#### Stored data

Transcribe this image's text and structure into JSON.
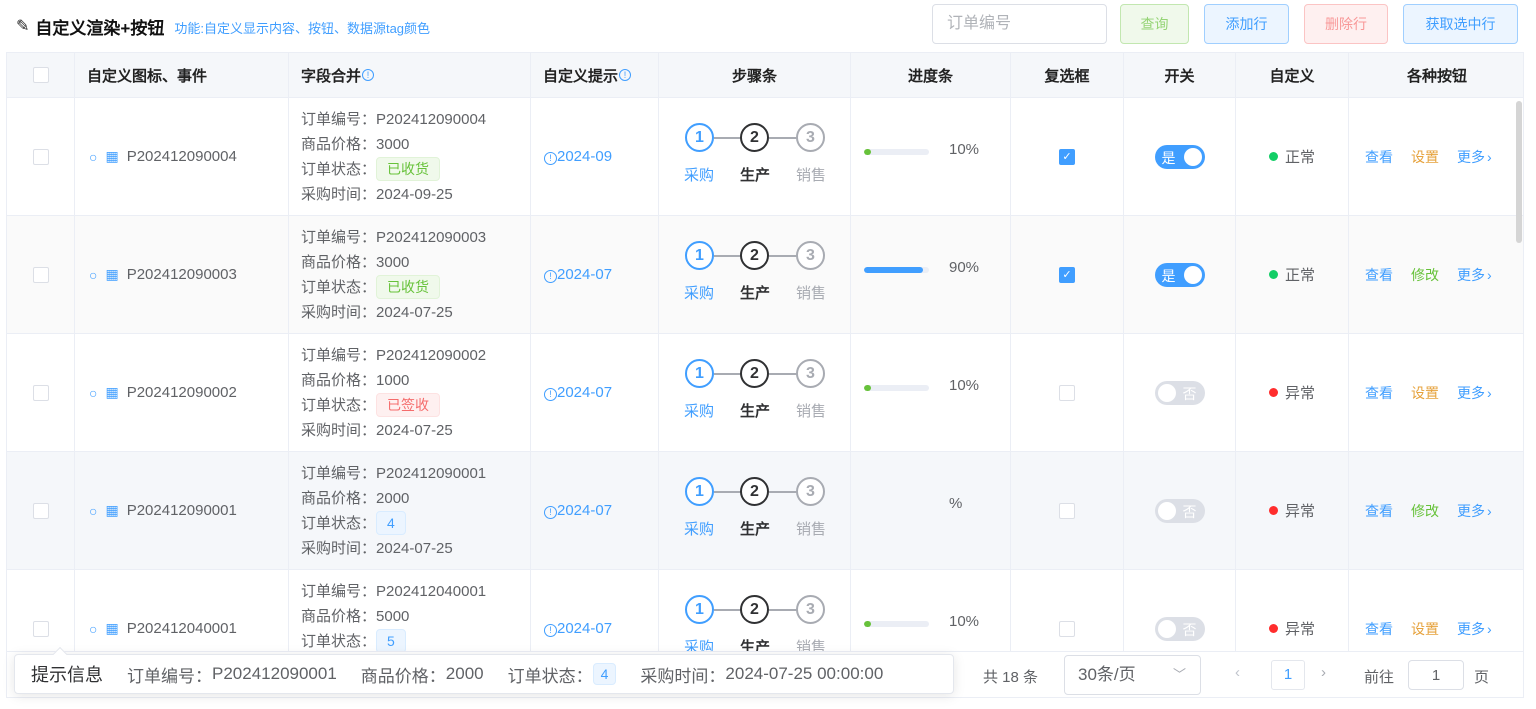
{
  "header": {
    "title": "自定义渲染+按钮",
    "subtitle": "功能:自定义显示内容、按钮、数据源tag颜色"
  },
  "toolbar": {
    "search_placeholder": "订单编号",
    "query": "查询",
    "add_row": "添加行",
    "delete_row": "删除行",
    "get_selected": "获取选中行"
  },
  "columns": [
    "自定义图标、事件",
    "字段合并",
    "自定义提示",
    "步骤条",
    "进度条",
    "复选框",
    "开关",
    "自定义",
    "各种按钮"
  ],
  "labels": {
    "order_no": "订单编号：",
    "price": "商品价格：",
    "status": "订单状态：",
    "time": "采购时间："
  },
  "steps": [
    {
      "num": "1",
      "label": "采购"
    },
    {
      "num": "2",
      "label": "生产"
    },
    {
      "num": "3",
      "label": "销售"
    }
  ],
  "colors": {
    "primary": "#409eff",
    "success": "#67c23a",
    "danger": "#f56c6c",
    "warning": "#e6a23c",
    "normal_dot": "#13ce66",
    "error_dot": "#ff2d2d"
  },
  "rows": [
    {
      "order": "P202412090004",
      "price": "3000",
      "status": {
        "text": "已收货",
        "type": "success"
      },
      "time": "2024-09-25",
      "tip": "2024-09",
      "progress": 10,
      "progress_text": "10%",
      "progress_color": "#67c23a",
      "checked": true,
      "switch_on": true,
      "switch_label": "是",
      "state": "正常",
      "state_type": "normal",
      "actions": [
        "查看",
        "设置",
        "更多"
      ],
      "action2_type": "warning"
    },
    {
      "order": "P202412090003",
      "price": "3000",
      "status": {
        "text": "已收货",
        "type": "success"
      },
      "time": "2024-07-25",
      "tip": "2024-07",
      "progress": 90,
      "progress_text": "90%",
      "progress_color": "#409eff",
      "checked": true,
      "switch_on": true,
      "switch_label": "是",
      "state": "正常",
      "state_type": "normal",
      "actions": [
        "查看",
        "修改",
        "更多"
      ],
      "action2_type": "success"
    },
    {
      "order": "P202412090002",
      "price": "1000",
      "status": {
        "text": "已签收",
        "type": "danger"
      },
      "time": "2024-07-25",
      "tip": "2024-07",
      "progress": 10,
      "progress_text": "10%",
      "progress_color": "#67c23a",
      "checked": false,
      "switch_on": false,
      "switch_label": "否",
      "state": "异常",
      "state_type": "error",
      "actions": [
        "查看",
        "设置",
        "更多"
      ],
      "action2_type": "warning"
    },
    {
      "order": "P202412090001",
      "price": "2000",
      "status": {
        "text": "4",
        "type": "primary"
      },
      "time": "2024-07-25",
      "tip": "2024-07",
      "progress_text": "%",
      "checked": false,
      "switch_on": false,
      "switch_label": "否",
      "state": "异常",
      "state_type": "error",
      "actions": [
        "查看",
        "修改",
        "更多"
      ],
      "action2_type": "success"
    },
    {
      "order": "P202412040001",
      "price": "5000",
      "status": {
        "text": "5",
        "type": "primary"
      },
      "tip": "2024-07",
      "progress": 10,
      "progress_text": "10%",
      "progress_color": "#67c23a",
      "checked": false,
      "switch_on": false,
      "switch_label": "否",
      "state": "异常",
      "state_type": "error",
      "actions": [
        "查看",
        "设置",
        "更多"
      ],
      "action2_type": "warning"
    }
  ],
  "tooltip": {
    "title": "提示信息",
    "order": "P202412090001",
    "price": "2000",
    "status": "4",
    "time": "2024-07-25 00:00:00"
  },
  "pagination": {
    "total": "共 18 条",
    "page_size": "30条/页",
    "current": "1",
    "goto_label": "前往",
    "goto_value": "1",
    "page_suffix": "页"
  }
}
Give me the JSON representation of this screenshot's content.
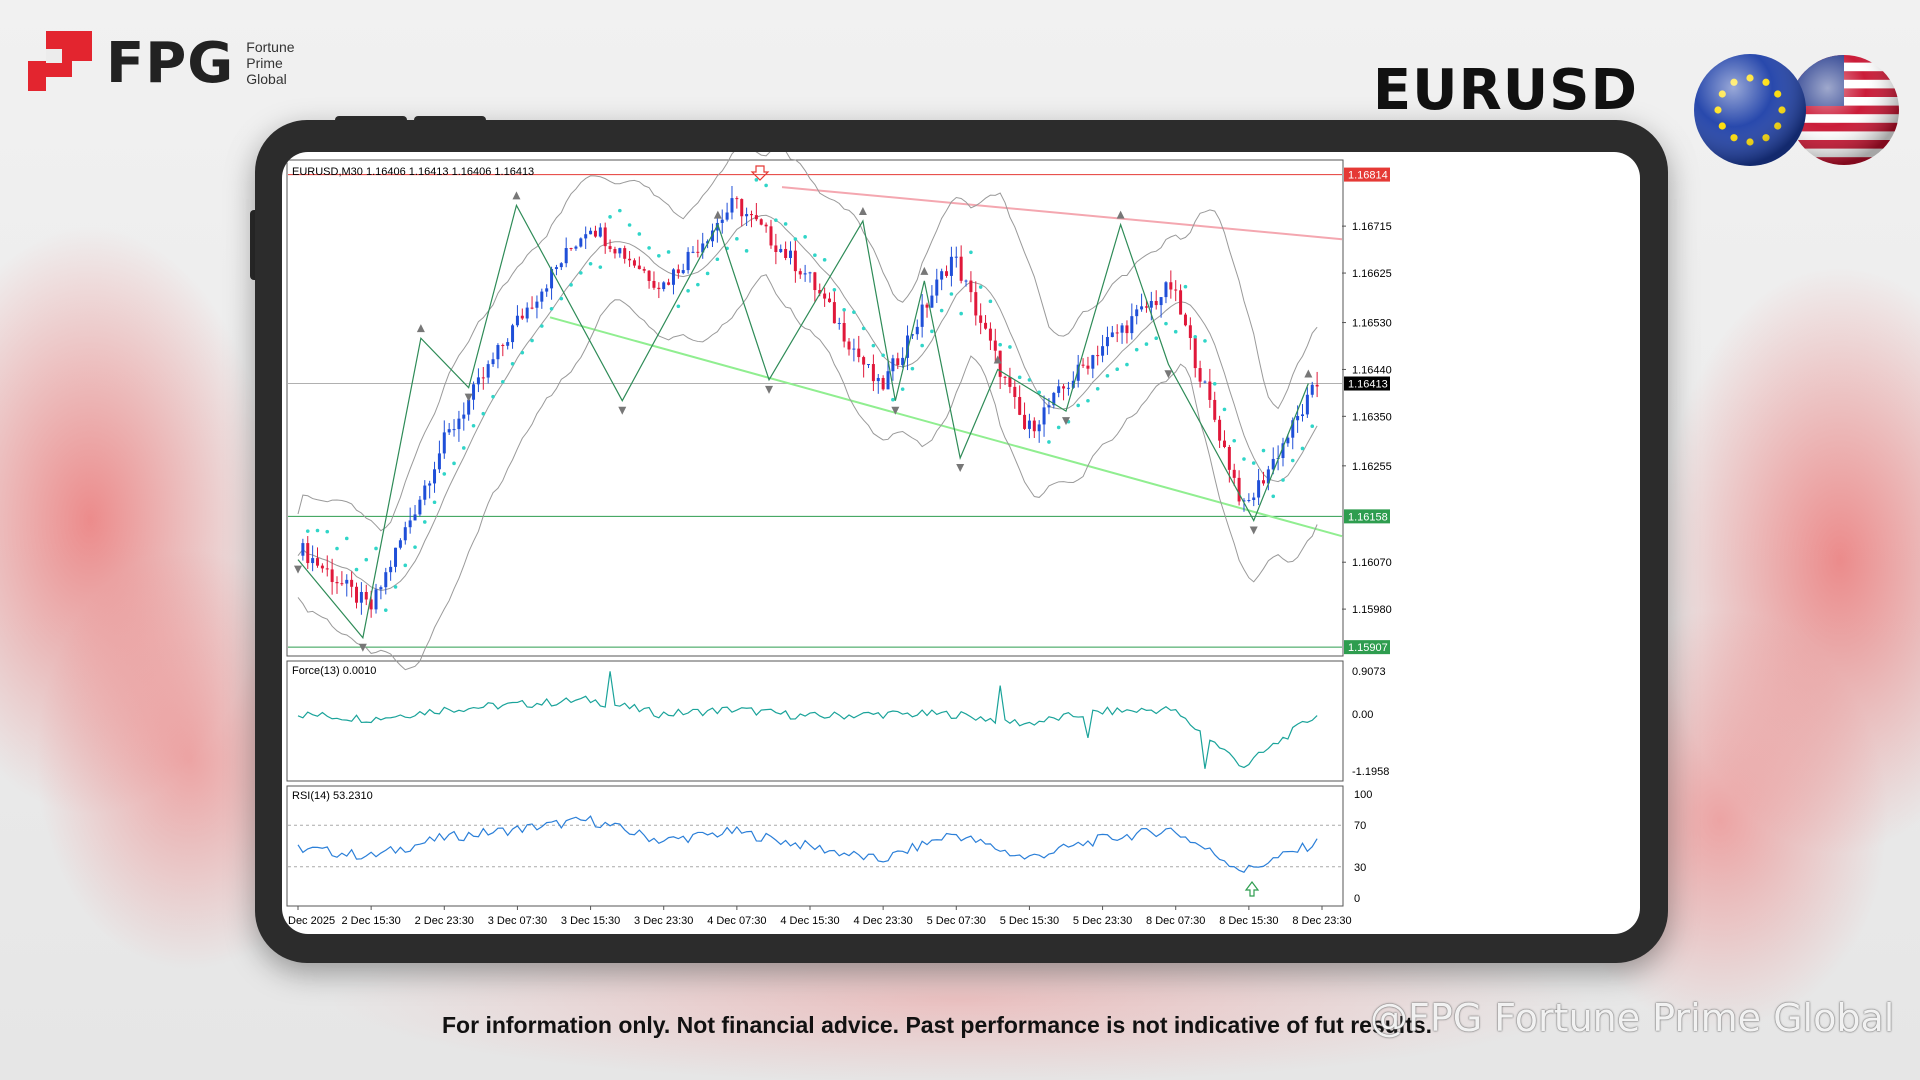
{
  "brand": {
    "name": "FPG",
    "sub_lines": [
      "Fortune",
      "Prime",
      "Global"
    ],
    "accent": "#e3252f"
  },
  "symbol_title": "EURUSD",
  "flags": [
    "eu-flag-icon",
    "us-flag-icon"
  ],
  "disclaimer": "For information only. Not financial advice. Past performance is not indicative of fut",
  "disclaimer_tail": "results.",
  "watermark": "@FPG Fortune Prime Global",
  "chart": {
    "header": "EURUSD,M30  1.16406 1.16413 1.16406 1.16413",
    "price_ticks": [
      "1.16715",
      "1.16625",
      "1.16530",
      "1.16440",
      "1.16350",
      "1.16255",
      "1.16070",
      "1.15980"
    ],
    "tag_top": "1.16814",
    "tag_current": "1.16413",
    "tag_support": "1.16158",
    "tag_bottom": "1.15907",
    "force_label": "Force(13) 0.0010",
    "force_ticks": [
      "0.9073",
      "0.00",
      "-1.1958"
    ],
    "rsi_label": "RSI(14) 53.2310",
    "rsi_ticks": [
      "100",
      "70",
      "30",
      "0"
    ],
    "time_labels": [
      "Dec 2025",
      "2 Dec 15:30",
      "2 Dec 23:30",
      "3 Dec 07:30",
      "3 Dec 15:30",
      "3 Dec 23:30",
      "4 Dec 07:30",
      "4 Dec 15:30",
      "4 Dec 23:30",
      "5 Dec 07:30",
      "5 Dec 15:30",
      "5 Dec 23:30",
      "8 Dec 07:30",
      "8 Dec 15:30",
      "8 Dec 23:30"
    ],
    "colors": {
      "bull": "#1f4fd8",
      "bear": "#e0183a",
      "psar": "#30d5c8",
      "zigzag": "#2e8b57",
      "band": "#9a9a9a",
      "resistance": "#f4a7b0",
      "support_trend": "#90ee90",
      "hline_red": "#e53935",
      "hline_green": "#2e9d4f",
      "force": "#1aa39a",
      "rsi": "#2b7fd8"
    }
  },
  "chart_data": {
    "type": "line",
    "title": "EURUSD,M30",
    "x": [
      "Dec 2025",
      "2 Dec 15:30",
      "2 Dec 23:30",
      "3 Dec 07:30",
      "3 Dec 15:30",
      "3 Dec 23:30",
      "4 Dec 07:30",
      "4 Dec 15:30",
      "4 Dec 23:30",
      "5 Dec 07:30",
      "5 Dec 15:30",
      "5 Dec 23:30",
      "8 Dec 07:30",
      "8 Dec 15:30",
      "8 Dec 23:30"
    ],
    "series": [
      {
        "name": "EURUSD,M30",
        "values": [
          1.161,
          1.1598,
          1.163,
          1.1653,
          1.1672,
          1.166,
          1.1676,
          1.1662,
          1.164,
          1.1666,
          1.1632,
          1.1648,
          1.166,
          1.1617,
          1.1641
        ]
      },
      {
        "name": "Force(13)",
        "values": [
          0.0,
          -0.1,
          0.1,
          0.2,
          0.3,
          0.0,
          0.1,
          -0.05,
          0.0,
          0.0,
          -0.2,
          0.05,
          0.1,
          -1.1,
          0.001
        ]
      },
      {
        "name": "RSI(14)",
        "values": [
          48,
          40,
          58,
          66,
          75,
          55,
          64,
          50,
          36,
          62,
          38,
          56,
          66,
          26,
          53.231
        ]
      }
    ],
    "ylim": [
      1.1589,
      1.16814
    ],
    "force_ylim": [
      -1.1958,
      0.9073
    ],
    "rsi_ylim": [
      0,
      100
    ],
    "levels": {
      "resistance": 1.16814,
      "current": 1.16413,
      "support": 1.16158,
      "low": 1.15907
    }
  }
}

########

[Stated problem]
Transcribe the records above exactly as they appear, leaving out any pictures.

[Answer for this exercise]
Transcribe this image's text and structure into JSON.
{
  "header": {
    "title": "自定义渲染+按钮",
    "subtitle": "功能:自定义显示内容、按钮、数据源tag颜色"
  },
  "toolbar": {
    "search_placeholder": "订单编号",
    "query": "查询",
    "add_row": "添加行",
    "delete_row": "删除行",
    "get_selected": "获取选中行"
  },
  "columns": [
    "自定义图标、事件",
    "字段合并",
    "自定义提示",
    "步骤条",
    "进度条",
    "复选框",
    "开关",
    "自定义",
    "各种按钮"
  ],
  "labels": {
    "order_no": "订单编号：",
    "price": "商品价格：",
    "status": "订单状态：",
    "time": "采购时间："
  },
  "steps": [
    {
      "num": "1",
      "label": "采购"
    },
    {
      "num": "2",
      "label": "生产"
    },
    {
      "num": "3",
      "label": "销售"
    }
  ],
  "colors": {
    "primary": "#409eff",
    "success": "#67c23a",
    "danger": "#f56c6c",
    "warning": "#e6a23c",
    "normal_dot": "#13ce66",
    "error_dot": "#ff2d2d"
  },
  "rows": [
    {
      "order": "P202412090004",
      "price": "3000",
      "status": {
        "text": "已收货",
        "type": "success"
      },
      "time": "2024-09-25",
      "tip": "2024-09",
      "progress": 10,
      "progress_text": "10%",
      "progress_color": "#67c23a",
      "checked": true,
      "switch_on": true,
      "switch_label": "是",
      "state": "正常",
      "state_type": "normal",
      "actions": [
        "查看",
        "设置",
        "更多"
      ],
      "action2_type": "warning"
    },
    {
      "order": "P202412090003",
      "price": "3000",
      "status": {
        "text": "已收货",
        "type": "success"
      },
      "time": "2024-07-25",
      "tip": "2024-07",
      "progress": 90,
      "progress_text": "90%",
      "progress_color": "#409eff",
      "checked": true,
      "switch_on": true,
      "switch_label": "是",
      "state": "正常",
      "state_type": "normal",
      "actions": [
        "查看",
        "修改",
        "更多"
      ],
      "action2_type": "success"
    },
    {
      "order": "P202412090002",
      "price": "1000",
      "status": {
        "text": "已签收",
        "type": "danger"
      },
      "time": "2024-07-25",
      "tip": "2024-07",
      "progress": 10,
      "progress_text": "10%",
      "progress_color": "#67c23a",
      "checked": false,
      "switch_on": false,
      "switch_label": "否",
      "state": "异常",
      "state_type": "error",
      "actions": [
        "查看",
        "设置",
        "更多"
      ],
      "action2_type": "warning"
    },
    {
      "order": "P202412090001",
      "price": "2000",
      "status": {
        "text": "4",
        "type": "primary"
      },
      "time": "2024-07-25",
      "tip": "2024-07",
      "progress_text": "%",
      "checked": false,
      "switch_on": false,
      "switch_label": "否",
      "state": "异常",
      "state_type": "error",
      "actions": [
        "查看",
        "修改",
        "更多"
      ],
      "action2_type": "success"
    },
    {
      "order": "P202412040001",
      "price": "5000",
      "status": {
        "text": "5",
        "type": "primary"
      },
      "tip": "2024-07",
      "progress": 10,
      "progress_text": "10%",
      "progress_color": "#67c23a",
      "checked": false,
      "switch_on": false,
      "switch_label": "否",
      "state": "异常",
      "state_type": "error",
      "actions": [
        "查看",
        "设置",
        "更多"
      ],
      "action2_type": "warning"
    }
  ],
  "tooltip": {
    "title": "提示信息",
    "order": "P202412090001",
    "price": "2000",
    "status": "4",
    "time": "2024-07-25 00:00:00"
  },
  "pagination": {
    "total": "共 18 条",
    "page_size": "30条/页",
    "current": "1",
    "goto_label": "前往",
    "goto_value": "1",
    "page_suffix": "页"
  }
}
Give me the JSON representation of this screenshot's content.
{
  "brand": {
    "name": "FPG",
    "sub_lines": [
      "Fortune",
      "Prime",
      "Global"
    ],
    "accent": "#e3252f"
  },
  "symbol_title": "EURUSD",
  "flags": [
    "eu-flag-icon",
    "us-flag-icon"
  ],
  "disclaimer": "For information only. Not financial advice. Past performance is not indicative of fut",
  "disclaimer_tail": "results.",
  "watermark": "@FPG Fortune Prime Global",
  "chart": {
    "header": "EURUSD,M30  1.16406 1.16413 1.16406 1.16413",
    "price_ticks": [
      "1.16715",
      "1.16625",
      "1.16530",
      "1.16440",
      "1.16350",
      "1.16255",
      "1.16070",
      "1.15980"
    ],
    "tag_top": "1.16814",
    "tag_current": "1.16413",
    "tag_support": "1.16158",
    "tag_bottom": "1.15907",
    "force_label": "Force(13) 0.0010",
    "force_ticks": [
      "0.9073",
      "0.00",
      "-1.1958"
    ],
    "rsi_label": "RSI(14) 53.2310",
    "rsi_ticks": [
      "100",
      "70",
      "30",
      "0"
    ],
    "time_labels": [
      "Dec 2025",
      "2 Dec 15:30",
      "2 Dec 23:30",
      "3 Dec 07:30",
      "3 Dec 15:30",
      "3 Dec 23:30",
      "4 Dec 07:30",
      "4 Dec 15:30",
      "4 Dec 23:30",
      "5 Dec 07:30",
      "5 Dec 15:30",
      "5 Dec 23:30",
      "8 Dec 07:30",
      "8 Dec 15:30",
      "8 Dec 23:30"
    ],
    "colors": {
      "bull": "#1f4fd8",
      "bear": "#e0183a",
      "psar": "#30d5c8",
      "zigzag": "#2e8b57",
      "band": "#9a9a9a",
      "resistance": "#f4a7b0",
      "support_trend": "#90ee90",
      "hline_red": "#e53935",
      "hline_green": "#2e9d4f",
      "force": "#1aa39a",
      "rsi": "#2b7fd8"
    }
  },
  "chart_data": {
    "type": "line",
    "title": "EURUSD,M30",
    "x": [
      "Dec 2025",
      "2 Dec 15:30",
      "2 Dec 23:30",
      "3 Dec 07:30",
      "3 Dec 15:30",
      "3 Dec 23:30",
      "4 Dec 07:30",
      "4 Dec 15:30",
      "4 Dec 23:30",
      "5 Dec 07:30",
      "5 Dec 15:30",
      "5 Dec 23:30",
      "8 Dec 07:30",
      "8 Dec 15:30",
      "8 Dec 23:30"
    ],
    "series": [
      {
        "name": "EURUSD,M30",
        "values": [
          1.161,
          1.1598,
          1.163,
          1.1653,
          1.1672,
          1.166,
          1.1676,
          1.1662,
          1.164,
          1.1666,
          1.1632,
          1.1648,
          1.166,
          1.1617,
          1.1641
        ]
      },
      {
        "name": "Force(13)",
        "values": [
          0.0,
          -0.1,
          0.1,
          0.2,
          0.3,
          0.0,
          0.1,
          -0.05,
          0.0,
          0.0,
          -0.2,
          0.05,
          0.1,
          -1.1,
          0.001
        ]
      },
      {
        "name": "RSI(14)",
        "values": [
          48,
          40,
          58,
          66,
          75,
          55,
          64,
          50,
          36,
          62,
          38,
          56,
          66,
          26,
          53.231
        ]
      }
    ],
    "ylim": [
      1.1589,
      1.16814
    ],
    "force_ylim": [
      -1.1958,
      0.9073
    ],
    "rsi_ylim": [
      0,
      100
    ],
    "levels": {
      "resistance": 1.16814,
      "current": 1.16413,
      "support": 1.16158,
      "low": 1.15907
    }
  }
}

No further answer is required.